* What you need to do *
Copy every record below exactly.

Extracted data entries

--- Begin ---

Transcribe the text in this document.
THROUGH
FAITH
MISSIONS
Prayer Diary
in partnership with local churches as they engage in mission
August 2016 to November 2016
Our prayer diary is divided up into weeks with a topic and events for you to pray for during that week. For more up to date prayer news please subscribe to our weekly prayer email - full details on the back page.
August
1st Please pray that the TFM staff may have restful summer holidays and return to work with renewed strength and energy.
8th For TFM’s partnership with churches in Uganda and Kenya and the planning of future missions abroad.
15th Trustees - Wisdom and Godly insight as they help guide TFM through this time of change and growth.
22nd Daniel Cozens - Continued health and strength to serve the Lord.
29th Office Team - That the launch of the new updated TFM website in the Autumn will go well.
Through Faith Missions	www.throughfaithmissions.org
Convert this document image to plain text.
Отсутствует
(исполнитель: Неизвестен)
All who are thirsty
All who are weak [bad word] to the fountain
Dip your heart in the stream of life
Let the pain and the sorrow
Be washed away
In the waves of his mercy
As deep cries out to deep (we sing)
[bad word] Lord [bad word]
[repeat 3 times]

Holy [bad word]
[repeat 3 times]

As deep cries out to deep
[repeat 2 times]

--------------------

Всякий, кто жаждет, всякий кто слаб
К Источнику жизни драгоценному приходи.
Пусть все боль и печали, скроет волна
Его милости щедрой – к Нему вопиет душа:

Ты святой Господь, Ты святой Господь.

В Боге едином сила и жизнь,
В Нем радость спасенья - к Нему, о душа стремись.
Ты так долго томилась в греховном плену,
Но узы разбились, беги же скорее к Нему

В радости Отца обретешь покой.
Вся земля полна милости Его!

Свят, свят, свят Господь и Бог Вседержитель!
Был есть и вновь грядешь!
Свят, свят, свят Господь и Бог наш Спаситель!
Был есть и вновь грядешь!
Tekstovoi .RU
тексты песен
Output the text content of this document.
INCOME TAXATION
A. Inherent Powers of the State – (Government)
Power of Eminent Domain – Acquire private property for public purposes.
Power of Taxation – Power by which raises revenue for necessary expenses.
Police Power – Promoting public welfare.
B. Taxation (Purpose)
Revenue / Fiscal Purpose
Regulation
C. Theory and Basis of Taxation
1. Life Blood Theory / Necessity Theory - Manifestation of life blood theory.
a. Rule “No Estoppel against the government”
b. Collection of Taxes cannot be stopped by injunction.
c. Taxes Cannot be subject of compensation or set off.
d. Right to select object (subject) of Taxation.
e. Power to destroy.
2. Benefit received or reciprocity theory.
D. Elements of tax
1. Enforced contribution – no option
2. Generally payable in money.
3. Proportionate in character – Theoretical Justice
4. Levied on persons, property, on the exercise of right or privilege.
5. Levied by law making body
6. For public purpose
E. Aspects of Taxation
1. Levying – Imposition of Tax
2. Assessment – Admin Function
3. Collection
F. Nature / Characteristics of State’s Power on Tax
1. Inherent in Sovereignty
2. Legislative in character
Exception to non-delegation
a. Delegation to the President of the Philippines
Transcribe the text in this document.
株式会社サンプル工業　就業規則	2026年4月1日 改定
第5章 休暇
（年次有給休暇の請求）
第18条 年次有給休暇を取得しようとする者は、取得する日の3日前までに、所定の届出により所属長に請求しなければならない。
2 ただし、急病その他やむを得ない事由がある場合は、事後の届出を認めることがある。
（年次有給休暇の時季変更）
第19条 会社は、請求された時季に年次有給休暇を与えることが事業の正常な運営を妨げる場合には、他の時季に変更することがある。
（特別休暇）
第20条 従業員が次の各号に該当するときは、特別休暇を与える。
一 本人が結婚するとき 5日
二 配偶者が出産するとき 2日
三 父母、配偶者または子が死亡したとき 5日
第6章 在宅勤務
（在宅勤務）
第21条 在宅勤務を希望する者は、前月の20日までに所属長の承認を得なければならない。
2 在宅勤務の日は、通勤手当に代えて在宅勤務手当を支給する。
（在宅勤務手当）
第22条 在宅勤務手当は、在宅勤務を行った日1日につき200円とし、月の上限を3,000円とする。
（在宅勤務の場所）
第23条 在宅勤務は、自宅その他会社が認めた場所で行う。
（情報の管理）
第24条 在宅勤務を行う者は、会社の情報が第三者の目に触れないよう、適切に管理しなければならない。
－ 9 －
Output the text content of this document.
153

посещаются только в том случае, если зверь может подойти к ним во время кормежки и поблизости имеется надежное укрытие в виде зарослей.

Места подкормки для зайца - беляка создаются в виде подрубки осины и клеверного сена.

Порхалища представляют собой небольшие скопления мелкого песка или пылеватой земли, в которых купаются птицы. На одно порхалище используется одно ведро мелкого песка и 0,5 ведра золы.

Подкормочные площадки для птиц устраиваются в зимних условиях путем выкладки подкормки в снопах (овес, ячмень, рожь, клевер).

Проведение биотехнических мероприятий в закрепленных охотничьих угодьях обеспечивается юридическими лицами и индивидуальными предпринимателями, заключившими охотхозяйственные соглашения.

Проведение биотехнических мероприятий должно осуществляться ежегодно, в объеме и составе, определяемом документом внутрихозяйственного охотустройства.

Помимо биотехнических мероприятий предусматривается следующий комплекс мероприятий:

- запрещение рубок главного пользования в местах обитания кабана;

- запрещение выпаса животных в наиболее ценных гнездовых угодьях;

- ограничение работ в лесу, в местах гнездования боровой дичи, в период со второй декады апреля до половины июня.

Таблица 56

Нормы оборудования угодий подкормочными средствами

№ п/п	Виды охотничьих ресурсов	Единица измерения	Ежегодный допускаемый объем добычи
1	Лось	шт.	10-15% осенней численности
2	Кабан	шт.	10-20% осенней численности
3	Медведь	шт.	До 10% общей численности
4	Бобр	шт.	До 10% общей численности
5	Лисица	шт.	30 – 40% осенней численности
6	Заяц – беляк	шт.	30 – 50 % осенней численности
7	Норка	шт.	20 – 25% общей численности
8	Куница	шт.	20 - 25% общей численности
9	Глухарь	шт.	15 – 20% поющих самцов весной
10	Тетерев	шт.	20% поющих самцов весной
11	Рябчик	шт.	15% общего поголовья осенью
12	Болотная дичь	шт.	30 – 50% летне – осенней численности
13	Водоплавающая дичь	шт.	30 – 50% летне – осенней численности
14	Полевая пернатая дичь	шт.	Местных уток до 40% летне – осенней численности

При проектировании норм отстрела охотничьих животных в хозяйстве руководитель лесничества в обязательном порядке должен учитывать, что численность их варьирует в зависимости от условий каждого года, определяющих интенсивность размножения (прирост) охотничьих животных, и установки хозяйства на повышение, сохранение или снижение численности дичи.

--- End ---

* Result of the exercise *
Transcribe the text in this document.
THROUGH
FAITH
MISSIONS
Prayer Diary
in partnership with local churches as they engage in mission
August 2016 to November 2016
Our prayer diary is divided up into weeks with a topic and events for you to pray for during that week. For more up to date prayer news please subscribe to our weekly prayer email - full details on the back page.
August
1st Please pray that the TFM staff may have restful summer holidays and return to work with renewed strength and energy.
8th For TFM’s partnership with churches in Uganda and Kenya and the planning of future missions abroad.
15th Trustees - Wisdom and Godly insight as they help guide TFM through this time of change and growth.
22nd Daniel Cozens - Continued health and strength to serve the Lord.
29th Office Team - That the launch of the new updated TFM website in the Autumn will go well.
Through Faith Missions	www.throughfaithmissions.org
Convert this document image to plain text.
Отсутствует
(исполнитель: Неизвестен)
All who are thirsty
All who are weak [bad word] to the fountain
Dip your heart in the stream of life
Let the pain and the sorrow
Be washed away
In the waves of his mercy
As deep cries out to deep (we sing)
[bad word] Lord [bad word]
[repeat 3 times]

Holy [bad word]
[repeat 3 times]

As deep cries out to deep
[repeat 2 times]

--------------------

Всякий, кто жаждет, всякий кто слаб
К Источнику жизни драгоценному приходи.
Пусть все боль и печали, скроет волна
Его милости щедрой – к Нему вопиет душа:

Ты святой Господь, Ты святой Господь.

В Боге едином сила и жизнь,
В Нем радость спасенья - к Нему, о душа стремись.
Ты так долго томилась в греховном плену,
Но узы разбились, беги же скорее к Нему

В радости Отца обретешь покой.
Вся земля полна милости Его!

Свят, свят, свят Господь и Бог Вседержитель!
Был есть и вновь грядешь!
Свят, свят, свят Господь и Бог наш Спаситель!
Был есть и вновь грядешь!
Tekstovoi .RU
тексты песен
Output the text content of this document.
INCOME TAXATION
A. Inherent Powers of the State – (Government)
Power of Eminent Domain – Acquire private property for public purposes.
Power of Taxation – Power by which raises revenue for necessary expenses.
Police Power – Promoting public welfare.
B. Taxation (Purpose)
Revenue / Fiscal Purpose
Regulation
C. Theory and Basis of Taxation
1. Life Blood Theory / Necessity Theory - Manifestation of life blood theory.
a. Rule “No Estoppel against the government”
b. Collection of Taxes cannot be stopped by injunction.
c. Taxes Cannot be subject of compensation or set off.
d. Right to select object (subject) of Taxation.
e. Power to destroy.
2. Benefit received or reciprocity theory.
D. Elements of tax
1. Enforced contribution – no option
2. Generally payable in money.
3. Proportionate in character – Theoretical Justice
4. Levied on persons, property, on the exercise of right or privilege.
5. Levied by law making body
6. For public purpose
E. Aspects of Taxation
1. Levying – Imposition of Tax
2. Assessment – Admin Function
3. Collection
F. Nature / Characteristics of State’s Power on Tax
1. Inherent in Sovereignty
2. Legislative in character
Exception to non-delegation
a. Delegation to the President of the Philippines
Transcribe the text in this document.
株式会社サンプル工業　就業規則	2026年4月1日 改定
第5章 休暇
（年次有給休暇の請求）
第18条 年次有給休暇を取得しようとする者は、取得する日の3日前までに、所定の届出により所属長に請求しなければならない。
2 ただし、急病その他やむを得ない事由がある場合は、事後の届出を認めることがある。
（年次有給休暇の時季変更）
第19条 会社は、請求された時季に年次有給休暇を与えることが事業の正常な運営を妨げる場合には、他の時季に変更することがある。
（特別休暇）
第20条 従業員が次の各号に該当するときは、特別休暇を与える。
一 本人が結婚するとき 5日
二 配偶者が出産するとき 2日
三 父母、配偶者または子が死亡したとき 5日
第6章 在宅勤務
（在宅勤務）
第21条 在宅勤務を希望する者は、前月の20日までに所属長の承認を得なければならない。
2 在宅勤務の日は、通勤手当に代えて在宅勤務手当を支給する。
（在宅勤務手当）
第22条 在宅勤務手当は、在宅勤務を行った日1日につき200円とし、月の上限を3,000円とする。
（在宅勤務の場所）
第23条 在宅勤務は、自宅その他会社が認めた場所で行う。
（情報の管理）
第24条 在宅勤務を行う者は、会社の情報が第三者の目に触れないよう、適切に管理しなければならない。
－ 9 －
Output the text content of this document.
153

посещаются только в том случае, если зверь может подойти к ним во время кормежки и поблизости имеется надежное укрытие в виде зарослей.

Места подкормки для зайца - беляка создаются в виде подрубки осины и клеверного сена.

Порхалища представляют собой небольшие скопления мелкого песка или пылеватой земли, в которых купаются птицы. На одно порхалище используется одно ведро мелкого песка и 0,5 ведра золы.

Подкормочные площадки для птиц устраиваются в зимних условиях путем выкладки подкормки в снопах (овес, ячмень, рожь, клевер).

Проведение биотехнических мероприятий в закрепленных охотничьих угодьях обеспечивается юридическими лицами и индивидуальными предпринимателями, заключившими охотхозяйственные соглашения.

Проведение биотехнических мероприятий должно осуществляться ежегодно, в объеме и составе, определяемом документом внутрихозяйственного охотустройства.

Помимо биотехнических мероприятий предусматривается следующий комплекс мероприятий:

- запрещение рубок главного пользования в местах обитания кабана;

- запрещение выпаса животных в наиболее ценных гнездовых угодьях;

- ограничение работ в лесу, в местах гнездования боровой дичи, в период со второй декады апреля до половины июня.

Таблица 56

Нормы оборудования угодий подкормочными средствами

№ п/п	Виды охотничьих ресурсов	Единица измерения	Ежегодный допускаемый объем добычи
1	Лось	шт.	10-15% осенней численности
2	Кабан	шт.	10-20% осенней численности
3	Медведь	шт.	До 10% общей численности
4	Бобр	шт.	До 10% общей численности
5	Лисица	шт.	30 – 40% осенней численности
6	Заяц – беляк	шт.	30 – 50 % осенней численности
7	Норка	шт.	20 – 25% общей численности
8	Куница	шт.	20 - 25% общей численности
9	Глухарь	шт.	15 – 20% поющих самцов весной
10	Тетерев	шт.	20% поющих самцов весной
11	Рябчик	шт.	15% общего поголовья осенью
12	Болотная дичь	шт.	30 – 50% летне – осенней численности
13	Водоплавающая дичь	шт.	30 – 50% летне – осенней численности
14	Полевая пернатая дичь	шт.	Местных уток до 40% летне – осенней численности

При проектировании норм отстрела охотничьих животных в хозяйстве руководитель лесничества в обязательном порядке должен учитывать, что численность их варьирует в зависимости от условий каждого года, определяющих интенсивность размножения (прирост) охотничьих животных, и установки хозяйства на повышение, сохранение или снижение численности дичи.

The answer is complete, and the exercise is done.